> [Work to be completed]
Look through the data and write out every line with the word "المرسوم" in it.

####

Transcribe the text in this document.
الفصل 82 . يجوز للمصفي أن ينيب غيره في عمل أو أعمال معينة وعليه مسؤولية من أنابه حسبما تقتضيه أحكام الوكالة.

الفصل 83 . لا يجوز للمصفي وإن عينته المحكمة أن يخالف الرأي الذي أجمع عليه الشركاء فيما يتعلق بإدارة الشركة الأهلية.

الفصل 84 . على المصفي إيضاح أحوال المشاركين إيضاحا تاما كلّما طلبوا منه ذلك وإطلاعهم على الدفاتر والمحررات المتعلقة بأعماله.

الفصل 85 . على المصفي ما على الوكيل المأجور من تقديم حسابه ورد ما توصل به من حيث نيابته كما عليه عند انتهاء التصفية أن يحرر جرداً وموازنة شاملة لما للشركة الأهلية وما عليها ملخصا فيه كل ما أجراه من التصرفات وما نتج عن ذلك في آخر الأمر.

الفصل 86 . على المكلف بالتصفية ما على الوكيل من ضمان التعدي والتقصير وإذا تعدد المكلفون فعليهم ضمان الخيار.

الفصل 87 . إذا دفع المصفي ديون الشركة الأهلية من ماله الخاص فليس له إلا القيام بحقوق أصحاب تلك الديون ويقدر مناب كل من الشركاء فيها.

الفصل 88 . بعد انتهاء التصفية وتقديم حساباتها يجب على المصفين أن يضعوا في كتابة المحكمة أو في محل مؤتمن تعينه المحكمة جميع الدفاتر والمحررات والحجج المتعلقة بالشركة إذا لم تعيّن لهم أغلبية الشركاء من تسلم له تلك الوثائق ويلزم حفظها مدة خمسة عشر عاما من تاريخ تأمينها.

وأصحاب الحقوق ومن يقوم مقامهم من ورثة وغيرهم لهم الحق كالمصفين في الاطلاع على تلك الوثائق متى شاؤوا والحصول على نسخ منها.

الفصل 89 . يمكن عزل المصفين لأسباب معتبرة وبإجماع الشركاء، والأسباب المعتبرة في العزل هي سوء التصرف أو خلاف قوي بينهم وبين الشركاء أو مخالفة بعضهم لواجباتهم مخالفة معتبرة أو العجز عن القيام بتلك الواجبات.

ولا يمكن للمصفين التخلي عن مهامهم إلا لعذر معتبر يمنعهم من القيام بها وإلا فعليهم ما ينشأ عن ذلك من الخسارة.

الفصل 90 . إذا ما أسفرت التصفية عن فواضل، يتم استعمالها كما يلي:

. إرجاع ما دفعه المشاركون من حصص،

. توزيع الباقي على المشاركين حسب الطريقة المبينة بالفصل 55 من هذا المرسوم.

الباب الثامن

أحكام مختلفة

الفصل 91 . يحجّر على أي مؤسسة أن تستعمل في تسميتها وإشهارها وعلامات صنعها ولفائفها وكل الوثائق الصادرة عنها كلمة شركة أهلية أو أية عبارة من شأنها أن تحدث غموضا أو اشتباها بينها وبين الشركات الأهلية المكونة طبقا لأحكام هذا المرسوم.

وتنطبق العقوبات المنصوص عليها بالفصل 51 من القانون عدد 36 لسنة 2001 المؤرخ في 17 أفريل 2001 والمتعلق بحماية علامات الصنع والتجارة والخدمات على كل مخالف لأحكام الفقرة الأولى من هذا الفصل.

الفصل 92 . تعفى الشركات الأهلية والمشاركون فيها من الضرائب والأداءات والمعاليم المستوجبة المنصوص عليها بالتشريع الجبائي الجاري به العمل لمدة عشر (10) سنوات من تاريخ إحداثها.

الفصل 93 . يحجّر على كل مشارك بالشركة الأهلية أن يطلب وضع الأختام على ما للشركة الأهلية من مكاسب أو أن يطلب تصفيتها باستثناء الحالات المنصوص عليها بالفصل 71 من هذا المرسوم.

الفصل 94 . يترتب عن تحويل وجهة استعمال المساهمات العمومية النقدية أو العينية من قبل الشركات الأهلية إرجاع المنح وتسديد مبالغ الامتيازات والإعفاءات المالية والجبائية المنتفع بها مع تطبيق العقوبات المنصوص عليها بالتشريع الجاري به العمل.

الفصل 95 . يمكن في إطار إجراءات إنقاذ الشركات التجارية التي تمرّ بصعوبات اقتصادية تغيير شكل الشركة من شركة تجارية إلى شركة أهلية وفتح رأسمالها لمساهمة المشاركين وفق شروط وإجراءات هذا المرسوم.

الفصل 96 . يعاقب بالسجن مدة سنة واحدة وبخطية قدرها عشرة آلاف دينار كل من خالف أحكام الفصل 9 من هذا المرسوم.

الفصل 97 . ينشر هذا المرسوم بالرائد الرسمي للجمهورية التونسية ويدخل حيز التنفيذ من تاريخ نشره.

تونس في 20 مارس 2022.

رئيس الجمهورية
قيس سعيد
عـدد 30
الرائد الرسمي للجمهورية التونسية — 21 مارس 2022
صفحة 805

####

> [Task output]
. توزيع الباقي على المشاركين حسب الطريقة المبينة بالفصل 55 من هذا المرسوم.
الفصل 91 . يحجّر على أي مؤسسة أن تستعمل في تسميتها وإشهارها وعلامات صنعها ولفائفها وكل الوثائق الصادرة عنها كلمة شركة أهلية أو أية عبارة من شأنها أن تحدث غموضا أو اشتباها بينها وبين الشركات الأهلية المكونة طبقا لأحكام هذا المرسوم.
الفصل 93 . يحجّر على كل مشارك بالشركة الأهلية أن يطلب وضع الأختام على ما للشركة الأهلية من مكاسب أو أن يطلب تصفيتها باستثناء الحالات المنصوص عليها بالفصل 71 من هذا المرسوم.
الفصل 95 . يمكن في إطار إجراءات إنقاذ الشركات التجارية التي تمرّ بصعوبات اقتصادية تغيير شكل الشركة من شركة تجارية إلى شركة أهلية وفتح رأسمالها لمساهمة المشاركين وفق شروط وإجراءات هذا المرسوم.
الفصل 96 . يعاقب بالسجن مدة سنة واحدة وبخطية قدرها عشرة آلاف دينار كل من خالف أحكام الفصل 9 من هذا المرسوم.
الفصل 97 . ينشر هذا المرسوم بالرائد الرسمي للجمهورية التونسية ويدخل حيز التنفيذ من تاريخ نشره.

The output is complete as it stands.